Stored entries:
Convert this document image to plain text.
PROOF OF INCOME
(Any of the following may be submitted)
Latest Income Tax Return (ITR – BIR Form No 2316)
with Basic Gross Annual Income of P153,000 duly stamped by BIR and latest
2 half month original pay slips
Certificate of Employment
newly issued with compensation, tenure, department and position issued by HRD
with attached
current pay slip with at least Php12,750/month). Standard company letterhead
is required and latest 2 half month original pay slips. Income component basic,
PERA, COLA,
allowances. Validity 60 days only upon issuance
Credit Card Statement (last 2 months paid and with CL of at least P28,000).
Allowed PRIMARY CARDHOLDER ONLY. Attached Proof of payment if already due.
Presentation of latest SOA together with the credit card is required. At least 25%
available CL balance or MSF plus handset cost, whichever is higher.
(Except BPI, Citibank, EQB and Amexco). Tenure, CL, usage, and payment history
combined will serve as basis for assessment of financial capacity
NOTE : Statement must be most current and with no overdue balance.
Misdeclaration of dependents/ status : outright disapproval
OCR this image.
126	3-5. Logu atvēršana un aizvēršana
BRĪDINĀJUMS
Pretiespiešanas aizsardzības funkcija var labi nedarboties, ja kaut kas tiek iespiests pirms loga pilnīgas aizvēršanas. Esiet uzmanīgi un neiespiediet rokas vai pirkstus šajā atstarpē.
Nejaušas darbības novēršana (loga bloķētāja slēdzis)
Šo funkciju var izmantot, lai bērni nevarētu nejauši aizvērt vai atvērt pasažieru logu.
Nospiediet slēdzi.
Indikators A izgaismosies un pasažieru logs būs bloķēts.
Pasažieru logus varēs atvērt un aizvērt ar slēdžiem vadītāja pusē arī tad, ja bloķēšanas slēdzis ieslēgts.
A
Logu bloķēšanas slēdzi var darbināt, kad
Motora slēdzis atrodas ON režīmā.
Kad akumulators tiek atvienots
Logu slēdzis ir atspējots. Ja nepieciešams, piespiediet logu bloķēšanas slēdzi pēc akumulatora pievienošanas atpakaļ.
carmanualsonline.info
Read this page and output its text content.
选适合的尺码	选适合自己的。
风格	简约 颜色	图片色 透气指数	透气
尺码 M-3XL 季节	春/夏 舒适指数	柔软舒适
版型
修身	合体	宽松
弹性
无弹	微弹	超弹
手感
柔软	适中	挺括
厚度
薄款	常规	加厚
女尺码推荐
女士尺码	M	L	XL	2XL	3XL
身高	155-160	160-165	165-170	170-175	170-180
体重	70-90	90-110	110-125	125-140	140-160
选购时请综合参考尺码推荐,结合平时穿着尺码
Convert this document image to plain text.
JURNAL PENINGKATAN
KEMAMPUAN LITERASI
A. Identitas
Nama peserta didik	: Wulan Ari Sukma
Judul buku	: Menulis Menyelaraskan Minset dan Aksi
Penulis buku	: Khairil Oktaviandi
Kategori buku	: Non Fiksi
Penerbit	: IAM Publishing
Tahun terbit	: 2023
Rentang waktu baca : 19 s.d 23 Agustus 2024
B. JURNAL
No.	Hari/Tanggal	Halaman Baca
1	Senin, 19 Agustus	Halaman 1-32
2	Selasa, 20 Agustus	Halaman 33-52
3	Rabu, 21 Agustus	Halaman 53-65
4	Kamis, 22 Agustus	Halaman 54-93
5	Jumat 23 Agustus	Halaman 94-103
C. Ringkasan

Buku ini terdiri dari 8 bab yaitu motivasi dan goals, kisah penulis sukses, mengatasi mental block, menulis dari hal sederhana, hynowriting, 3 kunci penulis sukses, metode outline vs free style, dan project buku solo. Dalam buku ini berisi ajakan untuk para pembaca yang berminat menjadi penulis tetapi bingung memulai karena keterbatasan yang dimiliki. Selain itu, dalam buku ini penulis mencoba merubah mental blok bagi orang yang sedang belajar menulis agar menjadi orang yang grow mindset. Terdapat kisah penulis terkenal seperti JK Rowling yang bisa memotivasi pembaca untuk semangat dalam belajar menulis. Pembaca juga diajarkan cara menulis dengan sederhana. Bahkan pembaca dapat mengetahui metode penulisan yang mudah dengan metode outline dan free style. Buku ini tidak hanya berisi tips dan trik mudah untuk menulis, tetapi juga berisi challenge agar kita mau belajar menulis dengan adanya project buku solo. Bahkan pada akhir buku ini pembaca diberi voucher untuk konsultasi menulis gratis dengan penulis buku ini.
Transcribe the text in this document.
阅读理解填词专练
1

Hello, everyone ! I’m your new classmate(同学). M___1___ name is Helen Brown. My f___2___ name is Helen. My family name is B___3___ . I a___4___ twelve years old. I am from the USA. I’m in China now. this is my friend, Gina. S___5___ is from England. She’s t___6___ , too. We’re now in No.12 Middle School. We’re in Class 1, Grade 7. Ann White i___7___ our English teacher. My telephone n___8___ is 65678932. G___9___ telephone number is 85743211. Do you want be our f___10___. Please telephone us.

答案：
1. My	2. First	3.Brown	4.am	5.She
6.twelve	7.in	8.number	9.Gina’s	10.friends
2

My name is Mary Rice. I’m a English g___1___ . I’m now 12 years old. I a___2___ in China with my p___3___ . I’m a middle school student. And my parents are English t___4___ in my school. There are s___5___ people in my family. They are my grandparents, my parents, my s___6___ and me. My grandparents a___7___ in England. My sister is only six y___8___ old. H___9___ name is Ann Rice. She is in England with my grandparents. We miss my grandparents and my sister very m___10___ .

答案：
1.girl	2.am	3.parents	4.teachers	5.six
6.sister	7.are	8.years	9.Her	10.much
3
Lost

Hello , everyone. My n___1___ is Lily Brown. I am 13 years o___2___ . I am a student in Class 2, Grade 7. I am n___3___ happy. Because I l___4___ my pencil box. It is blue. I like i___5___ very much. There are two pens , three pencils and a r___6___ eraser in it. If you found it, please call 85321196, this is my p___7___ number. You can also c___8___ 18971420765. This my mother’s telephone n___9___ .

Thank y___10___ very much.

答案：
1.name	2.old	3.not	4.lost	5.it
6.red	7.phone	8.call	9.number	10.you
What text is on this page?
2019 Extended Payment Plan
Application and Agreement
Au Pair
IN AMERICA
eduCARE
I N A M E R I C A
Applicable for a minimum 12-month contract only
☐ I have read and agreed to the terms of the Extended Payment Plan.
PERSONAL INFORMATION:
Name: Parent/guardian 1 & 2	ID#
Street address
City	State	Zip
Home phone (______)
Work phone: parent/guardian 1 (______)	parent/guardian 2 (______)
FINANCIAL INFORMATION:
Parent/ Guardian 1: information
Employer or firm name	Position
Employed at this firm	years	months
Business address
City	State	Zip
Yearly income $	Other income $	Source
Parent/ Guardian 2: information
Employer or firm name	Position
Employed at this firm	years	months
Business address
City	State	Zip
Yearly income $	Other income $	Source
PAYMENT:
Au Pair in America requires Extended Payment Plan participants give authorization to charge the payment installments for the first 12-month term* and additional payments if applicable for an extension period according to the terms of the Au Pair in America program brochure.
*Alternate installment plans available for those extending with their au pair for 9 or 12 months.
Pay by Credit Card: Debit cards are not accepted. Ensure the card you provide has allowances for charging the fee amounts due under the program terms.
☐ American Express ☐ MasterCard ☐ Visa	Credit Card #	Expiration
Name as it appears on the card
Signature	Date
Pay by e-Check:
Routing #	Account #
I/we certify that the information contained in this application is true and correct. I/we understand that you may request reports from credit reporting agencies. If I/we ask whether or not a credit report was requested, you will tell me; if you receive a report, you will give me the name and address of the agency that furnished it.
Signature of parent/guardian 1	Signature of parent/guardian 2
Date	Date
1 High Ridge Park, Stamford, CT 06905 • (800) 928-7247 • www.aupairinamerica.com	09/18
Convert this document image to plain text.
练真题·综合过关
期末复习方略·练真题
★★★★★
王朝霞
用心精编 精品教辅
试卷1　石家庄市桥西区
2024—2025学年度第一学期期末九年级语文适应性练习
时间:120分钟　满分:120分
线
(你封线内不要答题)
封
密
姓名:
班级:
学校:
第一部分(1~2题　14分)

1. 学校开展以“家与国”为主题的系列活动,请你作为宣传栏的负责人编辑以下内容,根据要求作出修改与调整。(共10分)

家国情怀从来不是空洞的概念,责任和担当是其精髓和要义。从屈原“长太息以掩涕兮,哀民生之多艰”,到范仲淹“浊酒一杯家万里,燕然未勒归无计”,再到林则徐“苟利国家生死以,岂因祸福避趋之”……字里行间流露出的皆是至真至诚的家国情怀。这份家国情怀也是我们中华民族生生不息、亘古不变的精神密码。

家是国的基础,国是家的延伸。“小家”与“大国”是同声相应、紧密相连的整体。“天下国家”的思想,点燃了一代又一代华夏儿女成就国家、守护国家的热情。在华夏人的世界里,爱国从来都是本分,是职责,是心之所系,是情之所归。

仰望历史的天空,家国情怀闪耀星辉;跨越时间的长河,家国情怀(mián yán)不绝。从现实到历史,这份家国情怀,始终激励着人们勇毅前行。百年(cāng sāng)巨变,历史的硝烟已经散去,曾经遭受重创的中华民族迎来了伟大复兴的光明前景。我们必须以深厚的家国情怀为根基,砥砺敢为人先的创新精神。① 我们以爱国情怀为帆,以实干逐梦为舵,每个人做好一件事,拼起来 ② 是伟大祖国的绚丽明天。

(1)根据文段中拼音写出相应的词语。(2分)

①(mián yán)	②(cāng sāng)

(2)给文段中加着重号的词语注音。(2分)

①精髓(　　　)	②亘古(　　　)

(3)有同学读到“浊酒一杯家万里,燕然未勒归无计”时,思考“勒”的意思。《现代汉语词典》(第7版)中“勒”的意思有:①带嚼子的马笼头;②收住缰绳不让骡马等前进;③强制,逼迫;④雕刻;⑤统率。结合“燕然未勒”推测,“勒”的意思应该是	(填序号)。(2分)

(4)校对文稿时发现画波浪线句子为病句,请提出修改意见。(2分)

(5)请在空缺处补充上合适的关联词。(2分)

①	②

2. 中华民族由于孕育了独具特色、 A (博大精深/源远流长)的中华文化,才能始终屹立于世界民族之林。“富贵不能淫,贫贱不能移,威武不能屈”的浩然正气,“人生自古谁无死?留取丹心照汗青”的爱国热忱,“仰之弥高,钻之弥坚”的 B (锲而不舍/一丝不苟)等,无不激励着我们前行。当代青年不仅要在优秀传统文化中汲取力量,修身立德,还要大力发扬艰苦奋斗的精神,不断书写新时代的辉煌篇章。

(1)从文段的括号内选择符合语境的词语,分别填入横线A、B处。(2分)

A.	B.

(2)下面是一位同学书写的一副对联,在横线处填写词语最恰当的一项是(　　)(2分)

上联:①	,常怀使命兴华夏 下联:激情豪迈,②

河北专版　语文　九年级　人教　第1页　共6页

* BRIEF: Collect the lines that hold "page".

* EXERCISE RESULT:
Read this page and output its text content.
What text is on this page?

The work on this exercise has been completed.